INPUT ROWS =
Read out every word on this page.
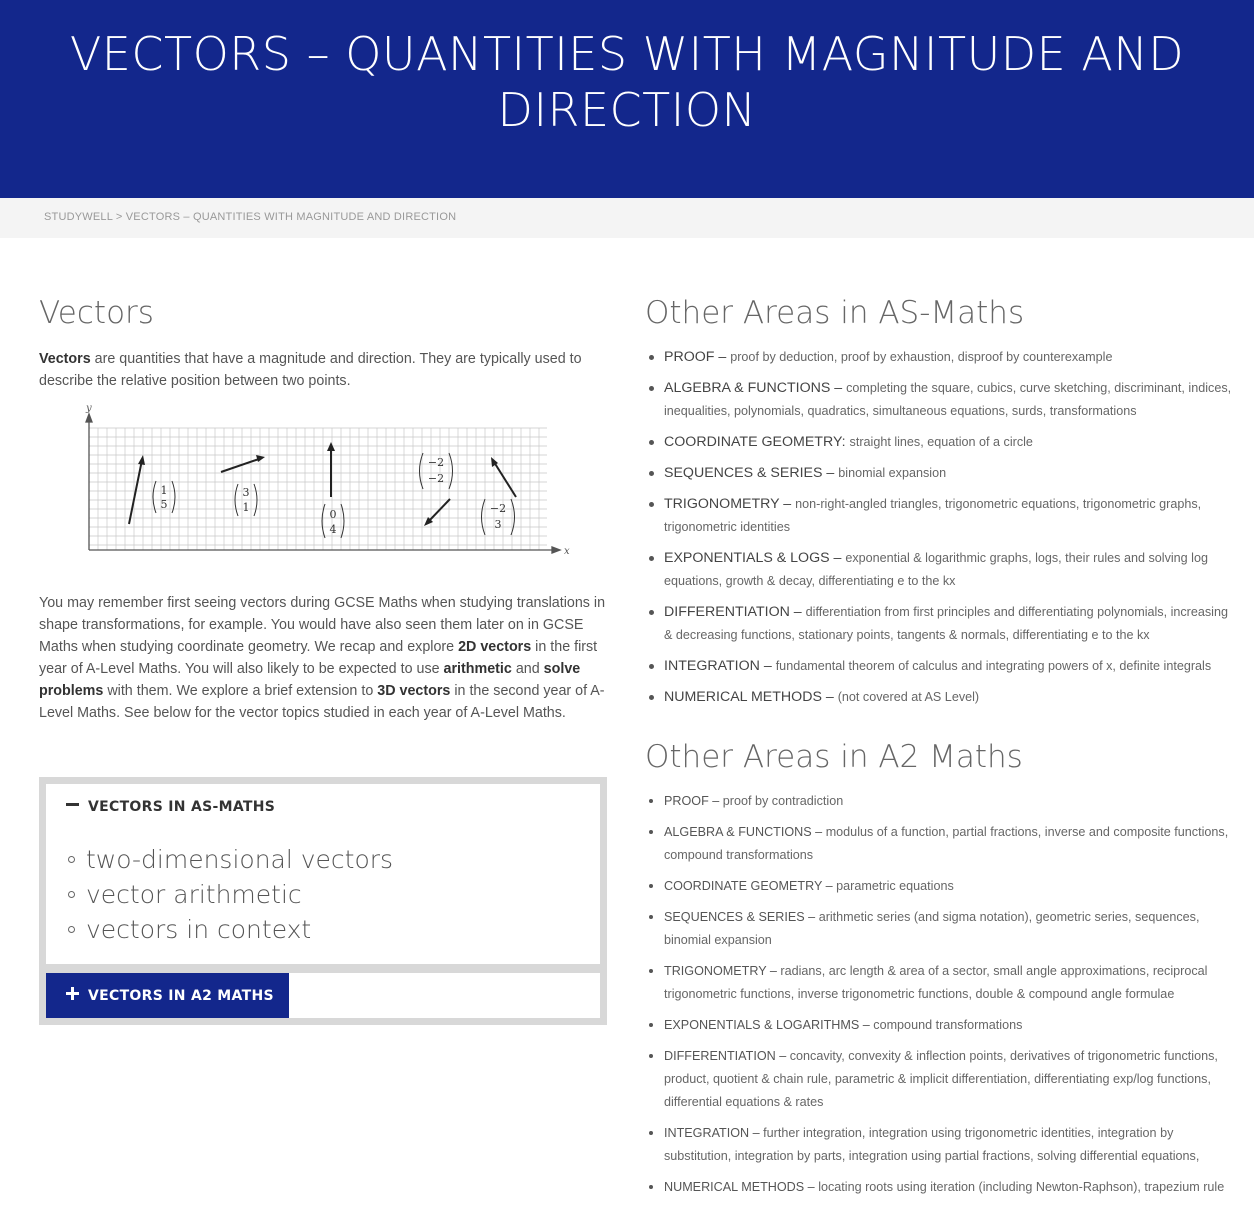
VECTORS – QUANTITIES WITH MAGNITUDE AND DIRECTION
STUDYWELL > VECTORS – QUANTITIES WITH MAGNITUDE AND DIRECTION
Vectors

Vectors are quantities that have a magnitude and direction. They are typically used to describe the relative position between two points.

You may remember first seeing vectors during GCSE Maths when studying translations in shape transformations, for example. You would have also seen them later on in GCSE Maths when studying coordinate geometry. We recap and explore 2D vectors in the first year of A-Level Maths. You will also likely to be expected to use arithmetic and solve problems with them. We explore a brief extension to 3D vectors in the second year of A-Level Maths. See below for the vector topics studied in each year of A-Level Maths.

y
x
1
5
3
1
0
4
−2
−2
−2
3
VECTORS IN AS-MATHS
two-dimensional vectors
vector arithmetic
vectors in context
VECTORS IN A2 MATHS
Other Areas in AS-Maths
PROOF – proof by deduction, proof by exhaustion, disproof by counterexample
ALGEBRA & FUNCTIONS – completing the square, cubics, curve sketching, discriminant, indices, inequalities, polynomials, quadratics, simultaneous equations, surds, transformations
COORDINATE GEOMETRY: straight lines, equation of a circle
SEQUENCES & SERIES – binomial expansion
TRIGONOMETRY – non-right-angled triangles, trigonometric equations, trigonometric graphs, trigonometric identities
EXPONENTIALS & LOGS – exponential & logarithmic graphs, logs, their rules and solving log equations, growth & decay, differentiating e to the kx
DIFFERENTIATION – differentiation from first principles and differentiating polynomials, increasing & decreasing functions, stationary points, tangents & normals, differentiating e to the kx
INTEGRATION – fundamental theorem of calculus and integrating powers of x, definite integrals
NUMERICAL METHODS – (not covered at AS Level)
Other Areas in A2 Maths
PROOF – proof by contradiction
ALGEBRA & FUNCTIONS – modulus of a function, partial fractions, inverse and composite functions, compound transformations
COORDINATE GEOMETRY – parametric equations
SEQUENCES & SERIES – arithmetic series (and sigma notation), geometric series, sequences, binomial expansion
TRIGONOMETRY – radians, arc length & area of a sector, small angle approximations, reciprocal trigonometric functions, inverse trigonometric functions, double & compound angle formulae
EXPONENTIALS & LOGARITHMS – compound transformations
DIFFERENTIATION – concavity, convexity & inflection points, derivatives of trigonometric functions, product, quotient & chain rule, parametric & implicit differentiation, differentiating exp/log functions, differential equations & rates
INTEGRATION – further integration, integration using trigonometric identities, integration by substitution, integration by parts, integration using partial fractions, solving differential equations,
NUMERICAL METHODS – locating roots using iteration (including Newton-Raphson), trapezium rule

PROBLEM TO SOLVE =
Pick out lines containing the word "Other", each one as written.

SOLUTION FOR THIS EXERCISE =
Other Areas in AS-Maths
Other Areas in A2 Maths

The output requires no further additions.